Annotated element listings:
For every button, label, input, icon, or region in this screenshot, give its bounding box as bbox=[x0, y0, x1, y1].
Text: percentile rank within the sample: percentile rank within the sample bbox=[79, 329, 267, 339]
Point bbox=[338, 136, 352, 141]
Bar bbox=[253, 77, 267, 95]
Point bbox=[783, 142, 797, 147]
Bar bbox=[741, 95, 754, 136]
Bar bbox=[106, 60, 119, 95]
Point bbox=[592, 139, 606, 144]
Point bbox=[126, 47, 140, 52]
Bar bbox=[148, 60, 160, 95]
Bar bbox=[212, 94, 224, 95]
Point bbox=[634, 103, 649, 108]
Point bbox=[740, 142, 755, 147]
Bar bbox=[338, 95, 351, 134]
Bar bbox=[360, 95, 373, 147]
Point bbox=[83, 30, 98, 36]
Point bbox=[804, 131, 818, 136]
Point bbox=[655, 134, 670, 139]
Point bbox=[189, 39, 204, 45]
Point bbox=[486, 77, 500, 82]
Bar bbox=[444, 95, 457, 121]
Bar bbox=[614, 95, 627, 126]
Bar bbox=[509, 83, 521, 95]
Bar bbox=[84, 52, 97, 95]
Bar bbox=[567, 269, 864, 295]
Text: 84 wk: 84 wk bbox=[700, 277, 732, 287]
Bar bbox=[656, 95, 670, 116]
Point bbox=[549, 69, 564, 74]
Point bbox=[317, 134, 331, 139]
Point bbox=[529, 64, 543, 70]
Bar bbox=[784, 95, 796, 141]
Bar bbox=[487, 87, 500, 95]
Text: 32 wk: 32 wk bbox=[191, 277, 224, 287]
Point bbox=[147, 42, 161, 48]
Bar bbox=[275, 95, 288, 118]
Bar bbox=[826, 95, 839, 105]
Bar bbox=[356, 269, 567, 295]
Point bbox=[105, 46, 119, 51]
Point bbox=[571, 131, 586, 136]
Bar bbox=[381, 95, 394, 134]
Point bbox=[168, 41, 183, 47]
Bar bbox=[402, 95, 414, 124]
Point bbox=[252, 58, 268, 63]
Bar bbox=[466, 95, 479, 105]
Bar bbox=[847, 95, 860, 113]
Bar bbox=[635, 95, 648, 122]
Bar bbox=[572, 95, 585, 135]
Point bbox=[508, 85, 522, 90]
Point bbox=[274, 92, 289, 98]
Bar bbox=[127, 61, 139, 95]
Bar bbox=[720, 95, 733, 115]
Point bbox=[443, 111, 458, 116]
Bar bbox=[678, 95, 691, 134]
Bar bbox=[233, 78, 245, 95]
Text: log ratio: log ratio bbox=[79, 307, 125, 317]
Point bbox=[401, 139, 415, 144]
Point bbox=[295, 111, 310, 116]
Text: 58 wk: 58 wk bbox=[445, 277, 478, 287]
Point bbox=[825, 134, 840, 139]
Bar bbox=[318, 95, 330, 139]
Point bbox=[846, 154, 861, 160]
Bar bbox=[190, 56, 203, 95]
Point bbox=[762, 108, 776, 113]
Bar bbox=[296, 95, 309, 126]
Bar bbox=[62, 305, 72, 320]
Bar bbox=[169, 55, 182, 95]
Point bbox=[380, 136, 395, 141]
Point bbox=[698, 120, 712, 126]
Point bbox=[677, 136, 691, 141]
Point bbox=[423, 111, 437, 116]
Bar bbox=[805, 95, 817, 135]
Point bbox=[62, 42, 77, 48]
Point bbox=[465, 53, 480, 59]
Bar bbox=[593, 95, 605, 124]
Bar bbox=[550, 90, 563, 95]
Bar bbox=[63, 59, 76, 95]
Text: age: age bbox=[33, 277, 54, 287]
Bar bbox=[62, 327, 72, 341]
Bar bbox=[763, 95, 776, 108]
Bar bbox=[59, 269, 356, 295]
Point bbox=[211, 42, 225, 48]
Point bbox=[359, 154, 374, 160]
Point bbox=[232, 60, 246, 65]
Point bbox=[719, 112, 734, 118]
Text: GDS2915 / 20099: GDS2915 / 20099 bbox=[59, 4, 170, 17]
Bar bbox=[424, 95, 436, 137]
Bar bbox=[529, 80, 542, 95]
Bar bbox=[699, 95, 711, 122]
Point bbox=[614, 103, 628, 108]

TASK REQUIREMENTS » Copy every line of the data above, keeping each one identical to the original.

THE RESPONSE »
For every button, label, input, icon, or region in this screenshot, give its bounding box as bbox=[x0, y0, x1, y1].
Text: percentile rank within the sample: percentile rank within the sample bbox=[79, 329, 267, 339]
Point bbox=[338, 136, 352, 141]
Bar bbox=[253, 77, 267, 95]
Point bbox=[783, 142, 797, 147]
Bar bbox=[741, 95, 754, 136]
Bar bbox=[106, 60, 119, 95]
Point bbox=[592, 139, 606, 144]
Point bbox=[126, 47, 140, 52]
Bar bbox=[148, 60, 160, 95]
Bar bbox=[212, 94, 224, 95]
Point bbox=[634, 103, 649, 108]
Point bbox=[740, 142, 755, 147]
Bar bbox=[338, 95, 351, 134]
Bar bbox=[360, 95, 373, 147]
Point bbox=[83, 30, 98, 36]
Point bbox=[804, 131, 818, 136]
Point bbox=[655, 134, 670, 139]
Point bbox=[189, 39, 204, 45]
Point bbox=[486, 77, 500, 82]
Bar bbox=[444, 95, 457, 121]
Bar bbox=[614, 95, 627, 126]
Bar bbox=[509, 83, 521, 95]
Bar bbox=[84, 52, 97, 95]
Bar bbox=[567, 269, 864, 295]
Text: 84 wk: 84 wk bbox=[700, 277, 732, 287]
Bar bbox=[656, 95, 670, 116]
Point bbox=[549, 69, 564, 74]
Point bbox=[317, 134, 331, 139]
Point bbox=[529, 64, 543, 70]
Bar bbox=[784, 95, 796, 141]
Bar bbox=[487, 87, 500, 95]
Text: 32 wk: 32 wk bbox=[191, 277, 224, 287]
Point bbox=[147, 42, 161, 48]
Bar bbox=[275, 95, 288, 118]
Bar bbox=[826, 95, 839, 105]
Bar bbox=[356, 269, 567, 295]
Point bbox=[105, 46, 119, 51]
Point bbox=[571, 131, 586, 136]
Bar bbox=[381, 95, 394, 134]
Point bbox=[168, 41, 183, 47]
Bar bbox=[402, 95, 414, 124]
Point bbox=[252, 58, 268, 63]
Bar bbox=[466, 95, 479, 105]
Bar bbox=[847, 95, 860, 113]
Bar bbox=[635, 95, 648, 122]
Bar bbox=[572, 95, 585, 135]
Point bbox=[508, 85, 522, 90]
Point bbox=[274, 92, 289, 98]
Bar bbox=[127, 61, 139, 95]
Bar bbox=[720, 95, 733, 115]
Point bbox=[443, 111, 458, 116]
Bar bbox=[678, 95, 691, 134]
Bar bbox=[233, 78, 245, 95]
Text: log ratio: log ratio bbox=[79, 307, 125, 317]
Point bbox=[401, 139, 415, 144]
Point bbox=[295, 111, 310, 116]
Text: 58 wk: 58 wk bbox=[445, 277, 478, 287]
Point bbox=[825, 134, 840, 139]
Bar bbox=[318, 95, 330, 139]
Point bbox=[846, 154, 861, 160]
Bar bbox=[190, 56, 203, 95]
Point bbox=[762, 108, 776, 113]
Bar bbox=[296, 95, 309, 126]
Bar bbox=[62, 305, 72, 320]
Bar bbox=[169, 55, 182, 95]
Point bbox=[380, 136, 395, 141]
Point bbox=[698, 120, 712, 126]
Point bbox=[677, 136, 691, 141]
Point bbox=[423, 111, 437, 116]
Bar bbox=[805, 95, 817, 135]
Point bbox=[62, 42, 77, 48]
Point bbox=[465, 53, 480, 59]
Bar bbox=[593, 95, 605, 124]
Bar bbox=[550, 90, 563, 95]
Bar bbox=[63, 59, 76, 95]
Text: age: age bbox=[33, 277, 54, 287]
Bar bbox=[62, 327, 72, 341]
Bar bbox=[763, 95, 776, 108]
Bar bbox=[59, 269, 356, 295]
Point bbox=[211, 42, 225, 48]
Point bbox=[359, 154, 374, 160]
Point bbox=[232, 60, 246, 65]
Point bbox=[719, 112, 734, 118]
Text: GDS2915 / 20099: GDS2915 / 20099 bbox=[59, 4, 170, 17]
Bar bbox=[424, 95, 436, 137]
Bar bbox=[529, 80, 542, 95]
Bar bbox=[699, 95, 711, 122]
Point bbox=[614, 103, 628, 108]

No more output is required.